▶ **DATA IN THIS EXERCISE**:
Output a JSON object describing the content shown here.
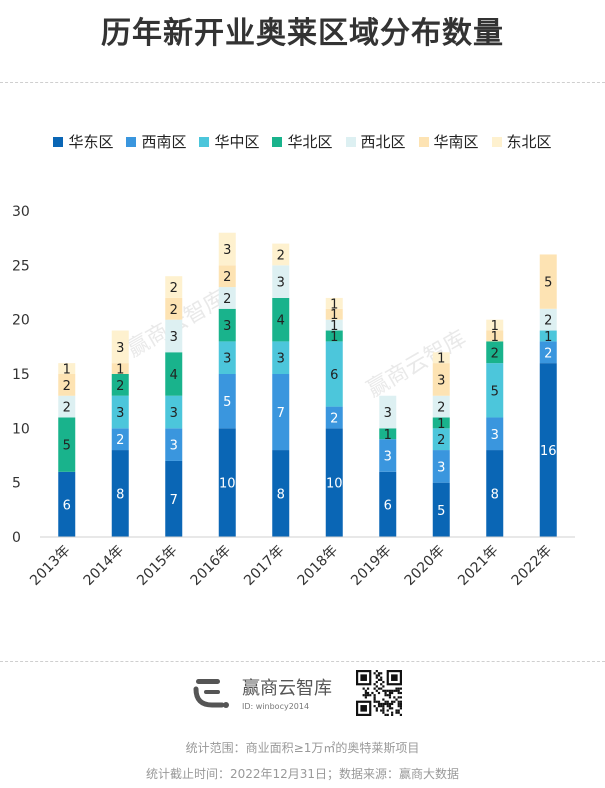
{
  "title": "历年新开业奥莱区域分布数量",
  "chart_data": {
    "type": "bar",
    "stacked": true,
    "categories": [
      "2013年",
      "2014年",
      "2015年",
      "2016年",
      "2017年",
      "2018年",
      "2019年",
      "2020年",
      "2021年",
      "2022年"
    ],
    "series": [
      {
        "name": "华东区",
        "color": "#0a66b5",
        "values": [
          6,
          8,
          7,
          10,
          8,
          10,
          6,
          5,
          8,
          16
        ]
      },
      {
        "name": "西南区",
        "color": "#3a96de",
        "values": [
          0,
          2,
          3,
          5,
          7,
          2,
          3,
          3,
          3,
          2
        ]
      },
      {
        "name": "华中区",
        "color": "#4cc6db",
        "values": [
          0,
          3,
          3,
          3,
          3,
          6,
          0,
          2,
          5,
          1
        ]
      },
      {
        "name": "华北区",
        "color": "#19b38c",
        "values": [
          5,
          2,
          4,
          3,
          4,
          1,
          1,
          1,
          2,
          0
        ]
      },
      {
        "name": "西北区",
        "color": "#ddf0f2",
        "values": [
          2,
          0,
          3,
          2,
          3,
          1,
          3,
          2,
          0,
          2
        ]
      },
      {
        "name": "华南区",
        "color": "#fde3b3",
        "values": [
          2,
          1,
          2,
          2,
          0,
          1,
          0,
          3,
          1,
          5
        ]
      },
      {
        "name": "东北区",
        "color": "#fef1cf",
        "values": [
          1,
          3,
          2,
          3,
          2,
          1,
          0,
          1,
          1,
          0
        ]
      }
    ],
    "ylim": [
      0,
      30
    ],
    "yticks": [
      0,
      5,
      10,
      15,
      20,
      25,
      30
    ],
    "legend": "top",
    "xlabel": "",
    "ylabel": ""
  },
  "watermark": "赢商云智库",
  "footer": {
    "brand_name": "赢商云智库",
    "brand_id": "ID: winbocy2014",
    "scope_note": "统计范围：商业面积≥1万㎡的奥特莱斯项目",
    "date_note": "统计截止时间：2022年12月31日；数据来源：赢商大数据"
  }
}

▶ **WORK TO COMPLETE**: Each line above is to be copied verbatim. Drop any image from the copy.

▶ **SOLUTION TO THIS TASK**:
Output a JSON object describing the content shown here.
{
  "title": "历年新开业奥莱区域分布数量",
  "chart_data": {
    "type": "bar",
    "stacked": true,
    "categories": [
      "2013年",
      "2014年",
      "2015年",
      "2016年",
      "2017年",
      "2018年",
      "2019年",
      "2020年",
      "2021年",
      "2022年"
    ],
    "series": [
      {
        "name": "华东区",
        "color": "#0a66b5",
        "values": [
          6,
          8,
          7,
          10,
          8,
          10,
          6,
          5,
          8,
          16
        ]
      },
      {
        "name": "西南区",
        "color": "#3a96de",
        "values": [
          0,
          2,
          3,
          5,
          7,
          2,
          3,
          3,
          3,
          2
        ]
      },
      {
        "name": "华中区",
        "color": "#4cc6db",
        "values": [
          0,
          3,
          3,
          3,
          3,
          6,
          0,
          2,
          5,
          1
        ]
      },
      {
        "name": "华北区",
        "color": "#19b38c",
        "values": [
          5,
          2,
          4,
          3,
          4,
          1,
          1,
          1,
          2,
          0
        ]
      },
      {
        "name": "西北区",
        "color": "#ddf0f2",
        "values": [
          2,
          0,
          3,
          2,
          3,
          1,
          3,
          2,
          0,
          2
        ]
      },
      {
        "name": "华南区",
        "color": "#fde3b3",
        "values": [
          2,
          1,
          2,
          2,
          0,
          1,
          0,
          3,
          1,
          5
        ]
      },
      {
        "name": "东北区",
        "color": "#fef1cf",
        "values": [
          1,
          3,
          2,
          3,
          2,
          1,
          0,
          1,
          1,
          0
        ]
      }
    ],
    "ylim": [
      0,
      30
    ],
    "yticks": [
      0,
      5,
      10,
      15,
      20,
      25,
      30
    ],
    "legend": "top",
    "xlabel": "",
    "ylabel": ""
  },
  "watermark": "赢商云智库",
  "footer": {
    "brand_name": "赢商云智库",
    "brand_id": "ID: winbocy2014",
    "scope_note": "统计范围：商业面积≥1万㎡的奥特莱斯项目",
    "date_note": "统计截止时间：2022年12月31日；数据来源：赢商大数据"
  }
}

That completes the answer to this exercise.